▸ WORK TO COMPLETE:
Assemble all lines in which the string "เวลา" appears.

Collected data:
————

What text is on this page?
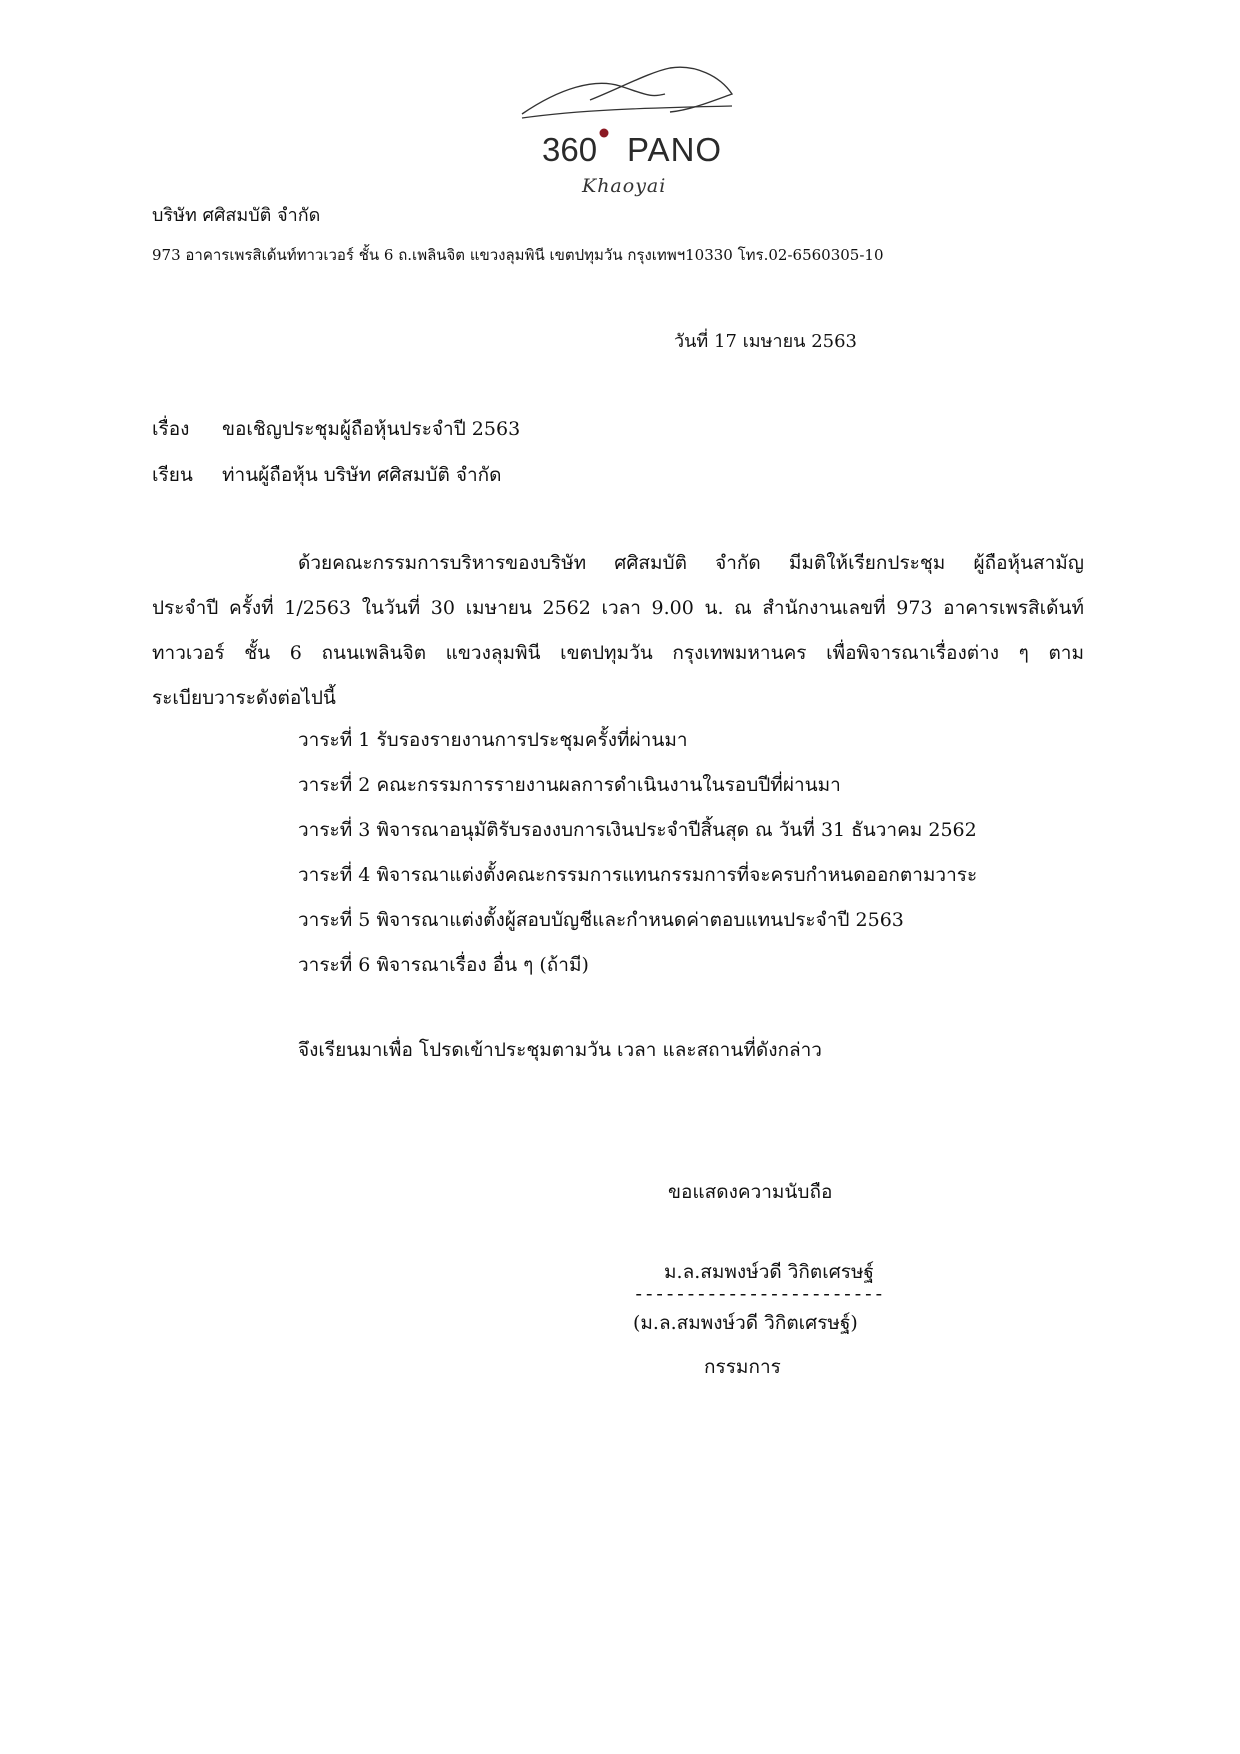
360 PANO
Khaoyai
บริษัท ศศิสมบัติ จำกัด
973 อาคารเพรสิเด้นท์ทาวเวอร์ ชั้น 6 ถ.เพลินจิต แขวงลุมพินี เขตปทุมวัน กรุงเทพฯ10330 โทร.02-6560305-10
วันที่ 17 เมษายน 2563
เรื่อง ขอเชิญประชุมผู้ถือหุ้นประจำปี 2563
เรียน ท่านผู้ถือหุ้น บริษัท ศศิสมบัติ จำกัด
ด้วยคณะกรรมการบริหารของบริษัท ศศิสมบัติ จำกัด มีมติให้เรียกประชุม ผู้ถือหุ้นสามัญ
ประจำปี ครั้งที่ 1/2563 ในวันที่ 30 เมษายน 2562 เวลา 9.00 น. ณ สำนักงานเลขที่ 973 อาคารเพรสิเด้นท์
ทาวเวอร์ ชั้น 6 ถนนเพลินจิต แขวงลุมพินี เขตปทุมวัน กรุงเทพมหานคร เพื่อพิจารณาเรื่องต่าง ๆ ตาม
ระเบียบวาระดังต่อไปนี้
วาระที่ 1 รับรองรายงานการประชุมครั้งที่ผ่านมา
วาระที่ 2 คณะกรรมการรายงานผลการดำเนินงานในรอบปีที่ผ่านมา
วาระที่ 3 พิจารณาอนุมัติรับรองงบการเงินประจำปีสิ้นสุด ณ วันที่ 31 ธันวาคม 2562
วาระที่ 4 พิจารณาแต่งตั้งคณะกรรมการแทนกรรมการที่จะครบกำหนดออกตามวาระ
วาระที่ 5 พิจารณาแต่งตั้งผู้สอบบัญชีและกำหนดค่าตอบแทนประจำปี 2563
วาระที่ 6 พิจารณาเรื่อง อื่น ๆ (ถ้ามี)
จึงเรียนมาเพื่อ โปรดเข้าประชุมตามวัน เวลา และสถานที่ดังกล่าว
ขอแสดงความนับถือ
ม.ล.สมพงษ์วดี วิกิตเศรษฐ์
------------------------
(ม.ล.สมพงษ์วดี วิกิตเศรษฐ์)
กรรมการ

————

▸ CORRECT ANSWER:
ประจำปี ครั้งที่ 1/2563 ในวันที่ 30 เมษายน 2562 เวลา 9.00 น. ณ สำนักงานเลขที่ 973 อาคารเพรสิเด้นท์
จึงเรียนมาเพื่อ โปรดเข้าประชุมตามวัน เวลา และสถานที่ดังกล่าว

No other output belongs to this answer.